▶ [RECORDS FOR THE TASK]:

_____

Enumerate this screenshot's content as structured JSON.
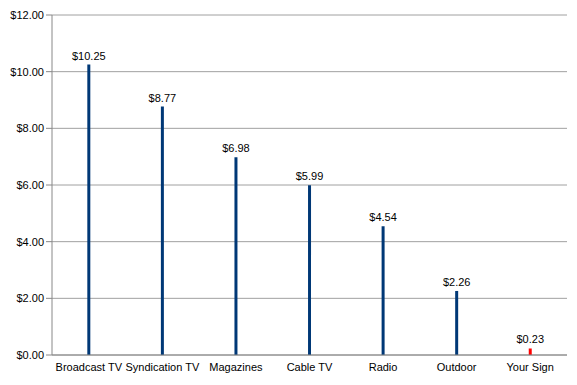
{
  "chart_data": {
    "type": "bar",
    "categories": [
      "Broadcast TV",
      "Syndication TV",
      "Magazines",
      "Cable TV",
      "Radio",
      "Outdoor",
      "Your Sign"
    ],
    "values": [
      10.25,
      8.77,
      6.98,
      5.99,
      4.54,
      2.26,
      0.23
    ],
    "value_labels": [
      "$10.25",
      "$8.77",
      "$6.98",
      "$5.99",
      "$4.54",
      "$2.26",
      "$0.23"
    ],
    "colors": [
      "#003876",
      "#003876",
      "#003876",
      "#003876",
      "#003876",
      "#003876",
      "#ff0000"
    ],
    "ylim": [
      0,
      12
    ],
    "yticks": [
      {
        "value": 0,
        "label": "$0.00"
      },
      {
        "value": 2,
        "label": "$2.00"
      },
      {
        "value": 4,
        "label": "$4.00"
      },
      {
        "value": 6,
        "label": "$6.00"
      },
      {
        "value": 8,
        "label": "$8.00"
      },
      {
        "value": 10,
        "label": "$10.00"
      },
      {
        "value": 12,
        "label": "$12.00"
      }
    ],
    "grid": true,
    "data_labels": true
  }
}
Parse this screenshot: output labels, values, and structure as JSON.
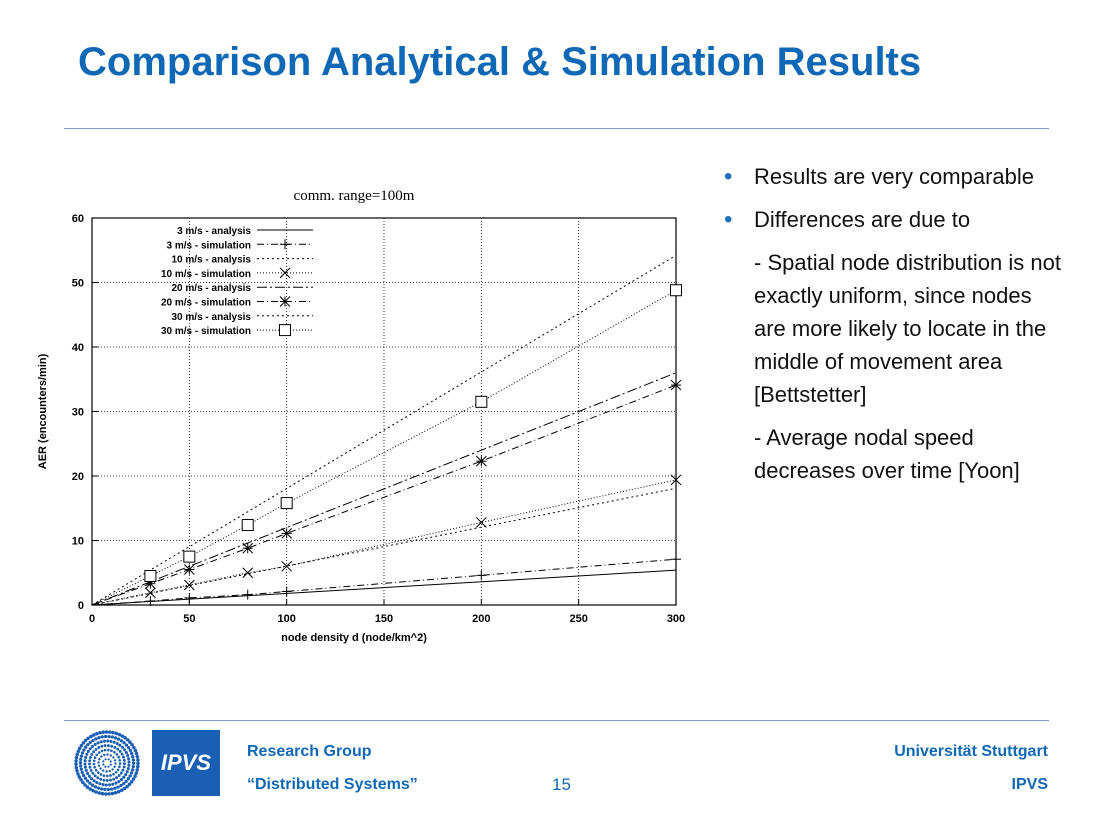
{
  "slide": {
    "title": "Comparison Analytical & Simulation Results",
    "page_number": "15"
  },
  "bullets": [
    {
      "text": "Results are very comparable"
    },
    {
      "text": "Differences are due to"
    }
  ],
  "sub_points": [
    "- Spatial node distribution is not exactly uniform, since nodes are more likely to locate in the middle of movement area [Bettstetter]",
    "- Average nodal speed decreases over time [Yoon]"
  ],
  "footer": {
    "left_line1": "Research Group",
    "left_line2": "“Distributed Systems”",
    "right_line1": "Universität Stuttgart",
    "right_line2": "IPVS",
    "logo_text": "IPVS"
  },
  "colors": {
    "title": "#0f68b5",
    "accent": "#1a5fb4"
  },
  "chart_data": {
    "type": "line",
    "title": "comm. range=100m",
    "xlabel": "node density d (node/km^2)",
    "ylabel": "AER (encounters/min)",
    "xlim": [
      0,
      300
    ],
    "ylim": [
      0,
      60
    ],
    "x_ticks": [
      "0",
      "50",
      "100",
      "150",
      "200",
      "250",
      "300"
    ],
    "y_ticks": [
      "0",
      "10",
      "20",
      "30",
      "40",
      "50",
      "60"
    ],
    "grid": true,
    "legend_position": "top-left",
    "series": [
      {
        "name": "3 m/s - analysis",
        "dash": "solid",
        "marker": "none",
        "x": [
          0,
          300
        ],
        "y": [
          0,
          5.4
        ]
      },
      {
        "name": "3 m/s - simulation",
        "dash": "dashdot",
        "marker": "plus",
        "x": [
          0,
          30,
          50,
          80,
          100,
          200,
          300
        ],
        "y": [
          0,
          0.6,
          1.1,
          1.6,
          2.1,
          4.6,
          7.1
        ]
      },
      {
        "name": "10 m/s - analysis",
        "dash": "dotted",
        "marker": "none",
        "x": [
          0,
          300
        ],
        "y": [
          0,
          18.1
        ]
      },
      {
        "name": "10 m/s - simulation",
        "dash": "dotted-dense",
        "marker": "x",
        "x": [
          0,
          30,
          50,
          80,
          100,
          200,
          300
        ],
        "y": [
          0,
          1.9,
          3.1,
          5.0,
          6.0,
          12.8,
          19.4
        ]
      },
      {
        "name": "20 m/s - analysis",
        "dash": "dashdot-long",
        "marker": "none",
        "x": [
          0,
          300
        ],
        "y": [
          0,
          36.0
        ]
      },
      {
        "name": "20 m/s - simulation",
        "dash": "dashdot",
        "marker": "star",
        "x": [
          0,
          30,
          50,
          80,
          100,
          200,
          300
        ],
        "y": [
          0,
          3.3,
          5.5,
          8.8,
          11.1,
          22.3,
          34.1
        ]
      },
      {
        "name": "30 m/s - analysis",
        "dash": "dotted",
        "marker": "none",
        "x": [
          0,
          300
        ],
        "y": [
          0,
          54.2
        ]
      },
      {
        "name": "30 m/s - simulation",
        "dash": "dotted-dense",
        "marker": "square",
        "x": [
          0,
          30,
          50,
          80,
          100,
          200,
          300
        ],
        "y": [
          0,
          4.5,
          7.5,
          12.4,
          15.8,
          31.5,
          48.8
        ]
      }
    ]
  }
}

_____

Where a line above holds the string "analysis", show that line.

        "name": "3 m/s - analysis",
        "name": "10 m/s - analysis",
        "name": "20 m/s - analysis",
        "name": "30 m/s - analysis",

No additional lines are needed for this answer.